What is required – Each record must be reproduced exactly as it is shown.

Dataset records
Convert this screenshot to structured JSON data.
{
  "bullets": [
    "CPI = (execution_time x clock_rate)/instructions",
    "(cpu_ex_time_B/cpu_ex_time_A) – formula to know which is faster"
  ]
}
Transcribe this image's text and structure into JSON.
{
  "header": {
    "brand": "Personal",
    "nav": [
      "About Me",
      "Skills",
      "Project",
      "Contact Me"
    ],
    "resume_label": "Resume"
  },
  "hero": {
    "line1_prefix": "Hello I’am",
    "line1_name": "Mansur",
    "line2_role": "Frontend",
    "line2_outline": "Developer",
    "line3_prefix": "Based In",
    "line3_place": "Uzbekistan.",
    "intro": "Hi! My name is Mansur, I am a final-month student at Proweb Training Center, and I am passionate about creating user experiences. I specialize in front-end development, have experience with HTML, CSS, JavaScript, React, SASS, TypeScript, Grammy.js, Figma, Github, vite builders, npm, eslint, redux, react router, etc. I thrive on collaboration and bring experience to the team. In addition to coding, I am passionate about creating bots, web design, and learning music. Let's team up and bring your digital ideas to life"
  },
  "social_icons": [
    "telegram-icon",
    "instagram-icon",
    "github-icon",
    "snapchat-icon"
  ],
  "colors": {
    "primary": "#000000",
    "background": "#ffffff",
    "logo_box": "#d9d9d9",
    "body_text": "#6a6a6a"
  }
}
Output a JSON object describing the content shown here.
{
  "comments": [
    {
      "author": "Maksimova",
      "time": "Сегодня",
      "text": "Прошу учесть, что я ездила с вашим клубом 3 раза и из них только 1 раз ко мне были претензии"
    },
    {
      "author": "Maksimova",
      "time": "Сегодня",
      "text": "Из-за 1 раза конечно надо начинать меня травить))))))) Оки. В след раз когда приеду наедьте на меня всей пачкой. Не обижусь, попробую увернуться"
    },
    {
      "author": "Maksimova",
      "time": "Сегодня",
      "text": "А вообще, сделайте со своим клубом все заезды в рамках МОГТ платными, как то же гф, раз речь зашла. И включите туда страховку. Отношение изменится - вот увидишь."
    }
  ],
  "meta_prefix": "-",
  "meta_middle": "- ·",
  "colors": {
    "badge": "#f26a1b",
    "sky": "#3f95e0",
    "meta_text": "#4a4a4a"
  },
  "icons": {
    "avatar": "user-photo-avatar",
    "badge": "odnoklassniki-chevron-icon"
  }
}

Answer to the exercise –
Convert this screenshot to structured JSON data.
{
  "bullets": [
    "CPI = (execution_time x clock_rate)/instructions",
    "(cpu_ex_time_B/cpu_ex_time_A) – formula to know which is faster"
  ]
}
Transcribe this image's text and structure into JSON.
{
  "header": {
    "brand": "Personal",
    "nav": [
      "About Me",
      "Skills",
      "Project",
      "Contact Me"
    ],
    "resume_label": "Resume"
  },
  "hero": {
    "line1_prefix": "Hello I’am",
    "line1_name": "Mansur",
    "line2_role": "Frontend",
    "line2_outline": "Developer",
    "line3_prefix": "Based In",
    "line3_place": "Uzbekistan.",
    "intro": "Hi! My name is Mansur, I am a final-month student at Proweb Training Center, and I am passionate about creating user experiences. I specialize in front-end development, have experience with HTML, CSS, JavaScript, React, SASS, TypeScript, Grammy.js, Figma, Github, vite builders, npm, eslint, redux, react router, etc. I thrive on collaboration and bring experience to the team. In addition to coding, I am passionate about creating bots, web design, and learning music. Let's team up and bring your digital ideas to life"
  },
  "social_icons": [
    "telegram-icon",
    "instagram-icon",
    "github-icon",
    "snapchat-icon"
  ],
  "colors": {
    "primary": "#000000",
    "background": "#ffffff",
    "logo_box": "#d9d9d9",
    "body_text": "#6a6a6a"
  }
}
Output a JSON object describing the content shown here.
{
  "comments": [
    {
      "author": "Maksimova",
      "time": "Сегодня",
      "text": "Прошу учесть, что я ездила с вашим клубом 3 раза и из них только 1 раз ко мне были претензии"
    },
    {
      "author": "Maksimova",
      "time": "Сегодня",
      "text": "Из-за 1 раза конечно надо начинать меня травить))))))) Оки. В след раз когда приеду наедьте на меня всей пачкой. Не обижусь, попробую увернуться"
    },
    {
      "author": "Maksimova",
      "time": "Сегодня",
      "text": "А вообще, сделайте со своим клубом все заезды в рамках МОГТ платными, как то же гф, раз речь зашла. И включите туда страховку. Отношение изменится - вот увидишь."
    }
  ],
  "meta_prefix": "-",
  "meta_middle": "- ·",
  "colors": {
    "badge": "#f26a1b",
    "sky": "#3f95e0",
    "meta_text": "#4a4a4a"
  },
  "icons": {
    "avatar": "user-photo-avatar",
    "badge": "odnoklassniki-chevron-icon"
  }
}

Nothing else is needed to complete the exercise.